╔══
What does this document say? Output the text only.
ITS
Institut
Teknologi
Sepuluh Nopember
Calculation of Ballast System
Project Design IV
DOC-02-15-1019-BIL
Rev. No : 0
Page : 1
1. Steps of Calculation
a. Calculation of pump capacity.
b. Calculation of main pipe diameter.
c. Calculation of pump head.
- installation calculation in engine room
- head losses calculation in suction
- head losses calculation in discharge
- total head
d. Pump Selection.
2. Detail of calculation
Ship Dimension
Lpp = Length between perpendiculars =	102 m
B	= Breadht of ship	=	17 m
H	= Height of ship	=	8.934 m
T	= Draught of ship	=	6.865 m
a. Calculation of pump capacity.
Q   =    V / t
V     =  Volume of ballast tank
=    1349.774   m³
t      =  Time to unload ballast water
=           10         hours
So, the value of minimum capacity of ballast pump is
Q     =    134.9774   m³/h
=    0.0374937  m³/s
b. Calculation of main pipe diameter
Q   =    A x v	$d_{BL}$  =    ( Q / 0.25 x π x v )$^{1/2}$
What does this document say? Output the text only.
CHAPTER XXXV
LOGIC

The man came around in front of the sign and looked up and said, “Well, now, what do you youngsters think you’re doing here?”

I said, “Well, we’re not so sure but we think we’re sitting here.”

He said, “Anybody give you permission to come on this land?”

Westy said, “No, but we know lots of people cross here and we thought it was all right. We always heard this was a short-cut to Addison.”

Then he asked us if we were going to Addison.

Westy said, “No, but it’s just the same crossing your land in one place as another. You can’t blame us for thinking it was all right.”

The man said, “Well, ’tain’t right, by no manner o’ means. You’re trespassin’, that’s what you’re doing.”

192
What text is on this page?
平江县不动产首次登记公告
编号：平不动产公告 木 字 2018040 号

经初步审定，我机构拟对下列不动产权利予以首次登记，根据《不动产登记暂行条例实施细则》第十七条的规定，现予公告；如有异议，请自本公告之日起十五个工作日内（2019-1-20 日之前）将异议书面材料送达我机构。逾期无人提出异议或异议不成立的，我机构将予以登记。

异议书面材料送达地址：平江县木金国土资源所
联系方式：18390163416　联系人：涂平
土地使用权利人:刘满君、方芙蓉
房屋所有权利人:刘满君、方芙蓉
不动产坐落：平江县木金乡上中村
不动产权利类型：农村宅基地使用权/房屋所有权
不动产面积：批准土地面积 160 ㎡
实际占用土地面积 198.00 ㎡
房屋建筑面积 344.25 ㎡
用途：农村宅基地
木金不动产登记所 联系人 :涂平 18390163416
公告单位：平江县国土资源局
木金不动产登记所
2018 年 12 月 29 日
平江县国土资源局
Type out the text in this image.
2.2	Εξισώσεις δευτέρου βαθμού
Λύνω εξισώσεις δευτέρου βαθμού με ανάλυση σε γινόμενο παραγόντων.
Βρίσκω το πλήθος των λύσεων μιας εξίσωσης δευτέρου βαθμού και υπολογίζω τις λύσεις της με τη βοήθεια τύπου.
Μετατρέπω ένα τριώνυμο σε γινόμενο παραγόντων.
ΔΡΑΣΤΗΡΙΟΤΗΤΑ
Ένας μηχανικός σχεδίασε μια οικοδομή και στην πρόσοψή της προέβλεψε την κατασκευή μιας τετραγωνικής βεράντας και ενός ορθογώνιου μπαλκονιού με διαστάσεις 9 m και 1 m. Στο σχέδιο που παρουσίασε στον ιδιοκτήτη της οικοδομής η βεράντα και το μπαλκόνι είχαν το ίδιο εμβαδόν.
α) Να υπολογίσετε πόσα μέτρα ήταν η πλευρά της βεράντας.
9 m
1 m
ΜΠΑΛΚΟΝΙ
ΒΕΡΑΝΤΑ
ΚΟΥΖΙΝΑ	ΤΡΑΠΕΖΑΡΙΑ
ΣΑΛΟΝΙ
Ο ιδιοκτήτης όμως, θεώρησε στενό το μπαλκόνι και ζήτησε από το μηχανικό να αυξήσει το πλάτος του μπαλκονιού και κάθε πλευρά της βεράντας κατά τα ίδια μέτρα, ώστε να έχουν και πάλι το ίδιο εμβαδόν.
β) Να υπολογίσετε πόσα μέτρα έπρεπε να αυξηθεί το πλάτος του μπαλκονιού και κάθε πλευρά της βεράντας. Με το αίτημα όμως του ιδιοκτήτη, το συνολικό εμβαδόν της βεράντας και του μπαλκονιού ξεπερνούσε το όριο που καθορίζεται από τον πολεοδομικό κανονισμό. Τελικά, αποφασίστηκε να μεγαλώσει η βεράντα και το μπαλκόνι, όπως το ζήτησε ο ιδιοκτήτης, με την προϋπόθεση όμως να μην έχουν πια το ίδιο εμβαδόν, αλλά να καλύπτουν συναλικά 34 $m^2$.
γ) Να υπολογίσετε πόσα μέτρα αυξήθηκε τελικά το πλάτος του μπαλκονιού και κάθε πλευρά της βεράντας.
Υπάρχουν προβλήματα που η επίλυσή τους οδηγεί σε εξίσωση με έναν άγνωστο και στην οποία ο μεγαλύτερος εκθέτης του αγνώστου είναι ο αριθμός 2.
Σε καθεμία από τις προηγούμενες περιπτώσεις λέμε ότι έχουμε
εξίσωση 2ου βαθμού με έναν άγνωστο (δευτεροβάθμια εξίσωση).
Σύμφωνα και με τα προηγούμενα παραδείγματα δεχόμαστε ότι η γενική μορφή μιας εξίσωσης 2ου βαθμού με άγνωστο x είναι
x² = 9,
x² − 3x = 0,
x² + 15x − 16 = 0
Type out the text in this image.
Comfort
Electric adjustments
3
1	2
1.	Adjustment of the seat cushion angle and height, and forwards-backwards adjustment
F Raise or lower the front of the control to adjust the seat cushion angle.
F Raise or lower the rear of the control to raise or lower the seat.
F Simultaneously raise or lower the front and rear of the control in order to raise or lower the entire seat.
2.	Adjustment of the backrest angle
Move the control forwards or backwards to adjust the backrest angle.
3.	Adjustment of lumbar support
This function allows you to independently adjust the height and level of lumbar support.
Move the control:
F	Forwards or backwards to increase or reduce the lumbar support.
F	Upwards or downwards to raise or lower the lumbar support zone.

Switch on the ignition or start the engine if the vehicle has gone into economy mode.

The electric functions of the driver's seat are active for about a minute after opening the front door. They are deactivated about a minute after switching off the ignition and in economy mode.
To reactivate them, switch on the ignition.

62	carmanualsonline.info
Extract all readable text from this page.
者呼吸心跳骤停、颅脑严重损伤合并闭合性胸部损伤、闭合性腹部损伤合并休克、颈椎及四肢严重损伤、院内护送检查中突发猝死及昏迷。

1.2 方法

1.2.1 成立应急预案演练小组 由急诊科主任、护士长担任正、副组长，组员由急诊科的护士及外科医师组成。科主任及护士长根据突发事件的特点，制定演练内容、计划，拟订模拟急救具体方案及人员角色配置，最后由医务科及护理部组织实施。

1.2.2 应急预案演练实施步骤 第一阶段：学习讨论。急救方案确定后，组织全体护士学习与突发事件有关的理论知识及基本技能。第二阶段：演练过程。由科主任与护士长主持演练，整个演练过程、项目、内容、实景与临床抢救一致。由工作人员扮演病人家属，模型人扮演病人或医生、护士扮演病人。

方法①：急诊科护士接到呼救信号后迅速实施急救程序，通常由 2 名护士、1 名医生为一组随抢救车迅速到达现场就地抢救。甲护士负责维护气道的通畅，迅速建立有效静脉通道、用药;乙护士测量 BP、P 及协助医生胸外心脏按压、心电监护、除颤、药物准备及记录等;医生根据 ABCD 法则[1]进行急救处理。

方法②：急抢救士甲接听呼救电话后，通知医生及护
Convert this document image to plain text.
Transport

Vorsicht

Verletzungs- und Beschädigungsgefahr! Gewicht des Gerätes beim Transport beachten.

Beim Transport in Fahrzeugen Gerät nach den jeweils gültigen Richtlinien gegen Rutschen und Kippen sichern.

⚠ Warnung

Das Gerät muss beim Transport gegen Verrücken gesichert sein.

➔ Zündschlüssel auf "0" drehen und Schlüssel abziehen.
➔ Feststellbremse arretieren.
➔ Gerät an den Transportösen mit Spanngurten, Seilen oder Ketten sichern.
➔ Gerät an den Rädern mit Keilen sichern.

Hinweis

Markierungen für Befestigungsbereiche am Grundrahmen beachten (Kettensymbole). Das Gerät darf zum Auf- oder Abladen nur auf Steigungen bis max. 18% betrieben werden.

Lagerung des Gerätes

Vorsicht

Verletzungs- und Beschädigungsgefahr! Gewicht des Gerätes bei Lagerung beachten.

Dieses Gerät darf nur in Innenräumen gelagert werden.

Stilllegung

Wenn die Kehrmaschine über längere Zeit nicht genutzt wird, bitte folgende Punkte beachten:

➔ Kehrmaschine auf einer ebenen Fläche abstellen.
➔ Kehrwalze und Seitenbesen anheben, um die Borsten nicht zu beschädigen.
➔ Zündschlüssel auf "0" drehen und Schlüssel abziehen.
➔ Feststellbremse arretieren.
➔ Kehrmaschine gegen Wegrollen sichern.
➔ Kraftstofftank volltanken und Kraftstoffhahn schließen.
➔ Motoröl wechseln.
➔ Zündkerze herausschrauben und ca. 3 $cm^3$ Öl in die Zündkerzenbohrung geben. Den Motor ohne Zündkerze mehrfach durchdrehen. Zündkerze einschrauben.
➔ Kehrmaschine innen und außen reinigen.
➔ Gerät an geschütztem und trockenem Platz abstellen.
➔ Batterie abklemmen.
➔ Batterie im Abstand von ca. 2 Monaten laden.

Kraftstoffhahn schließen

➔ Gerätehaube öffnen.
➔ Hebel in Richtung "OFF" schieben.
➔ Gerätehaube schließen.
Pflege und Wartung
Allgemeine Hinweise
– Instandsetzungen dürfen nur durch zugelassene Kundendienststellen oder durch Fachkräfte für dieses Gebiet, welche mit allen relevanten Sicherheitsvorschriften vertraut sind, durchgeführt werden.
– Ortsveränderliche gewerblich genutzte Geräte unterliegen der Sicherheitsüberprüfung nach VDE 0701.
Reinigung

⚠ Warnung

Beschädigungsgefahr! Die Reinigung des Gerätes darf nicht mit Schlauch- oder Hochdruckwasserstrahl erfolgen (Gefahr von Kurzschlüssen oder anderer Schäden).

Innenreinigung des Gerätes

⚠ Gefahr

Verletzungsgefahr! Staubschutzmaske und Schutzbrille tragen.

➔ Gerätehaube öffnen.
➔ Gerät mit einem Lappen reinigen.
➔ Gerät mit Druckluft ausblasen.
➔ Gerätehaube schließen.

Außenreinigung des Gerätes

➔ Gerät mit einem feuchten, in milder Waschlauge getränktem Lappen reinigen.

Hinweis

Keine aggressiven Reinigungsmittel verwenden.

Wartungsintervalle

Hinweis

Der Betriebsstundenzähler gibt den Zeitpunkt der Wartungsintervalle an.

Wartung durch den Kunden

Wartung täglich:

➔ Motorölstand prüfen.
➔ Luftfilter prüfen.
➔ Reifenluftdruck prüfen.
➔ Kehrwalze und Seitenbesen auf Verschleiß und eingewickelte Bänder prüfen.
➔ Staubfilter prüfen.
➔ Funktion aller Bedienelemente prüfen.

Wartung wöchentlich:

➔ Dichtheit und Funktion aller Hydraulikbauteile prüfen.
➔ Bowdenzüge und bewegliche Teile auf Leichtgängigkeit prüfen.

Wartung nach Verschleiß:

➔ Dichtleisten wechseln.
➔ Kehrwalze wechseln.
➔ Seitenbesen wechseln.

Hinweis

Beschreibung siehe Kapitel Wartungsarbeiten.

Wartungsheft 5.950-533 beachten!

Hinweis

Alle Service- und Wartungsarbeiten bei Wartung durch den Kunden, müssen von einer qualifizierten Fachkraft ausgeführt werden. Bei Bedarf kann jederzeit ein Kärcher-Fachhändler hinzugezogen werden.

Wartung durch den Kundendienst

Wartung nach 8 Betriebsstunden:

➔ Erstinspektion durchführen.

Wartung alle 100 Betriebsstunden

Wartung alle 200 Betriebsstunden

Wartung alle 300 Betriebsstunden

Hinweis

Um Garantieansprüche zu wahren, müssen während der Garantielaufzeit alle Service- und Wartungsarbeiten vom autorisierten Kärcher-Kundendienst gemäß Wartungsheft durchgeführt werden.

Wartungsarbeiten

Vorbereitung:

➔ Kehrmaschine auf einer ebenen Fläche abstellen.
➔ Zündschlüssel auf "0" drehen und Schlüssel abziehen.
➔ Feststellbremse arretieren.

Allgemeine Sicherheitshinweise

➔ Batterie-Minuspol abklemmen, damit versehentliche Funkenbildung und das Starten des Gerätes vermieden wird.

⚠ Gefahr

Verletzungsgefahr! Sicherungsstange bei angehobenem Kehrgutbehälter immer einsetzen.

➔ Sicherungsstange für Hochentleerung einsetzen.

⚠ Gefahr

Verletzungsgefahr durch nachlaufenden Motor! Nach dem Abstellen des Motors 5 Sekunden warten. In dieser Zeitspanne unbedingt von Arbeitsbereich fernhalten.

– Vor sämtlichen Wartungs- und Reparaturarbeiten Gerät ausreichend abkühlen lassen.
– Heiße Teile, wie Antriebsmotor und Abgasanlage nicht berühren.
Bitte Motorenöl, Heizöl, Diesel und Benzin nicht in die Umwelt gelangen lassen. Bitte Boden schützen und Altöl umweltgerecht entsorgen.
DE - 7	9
╚══
Stated exercise:
From the listing above, collect every line that mentions the word "engine".

Output:
- installation calculation in engine room
Switch on the ignition or start the engine if the vehicle has gone into economy mode.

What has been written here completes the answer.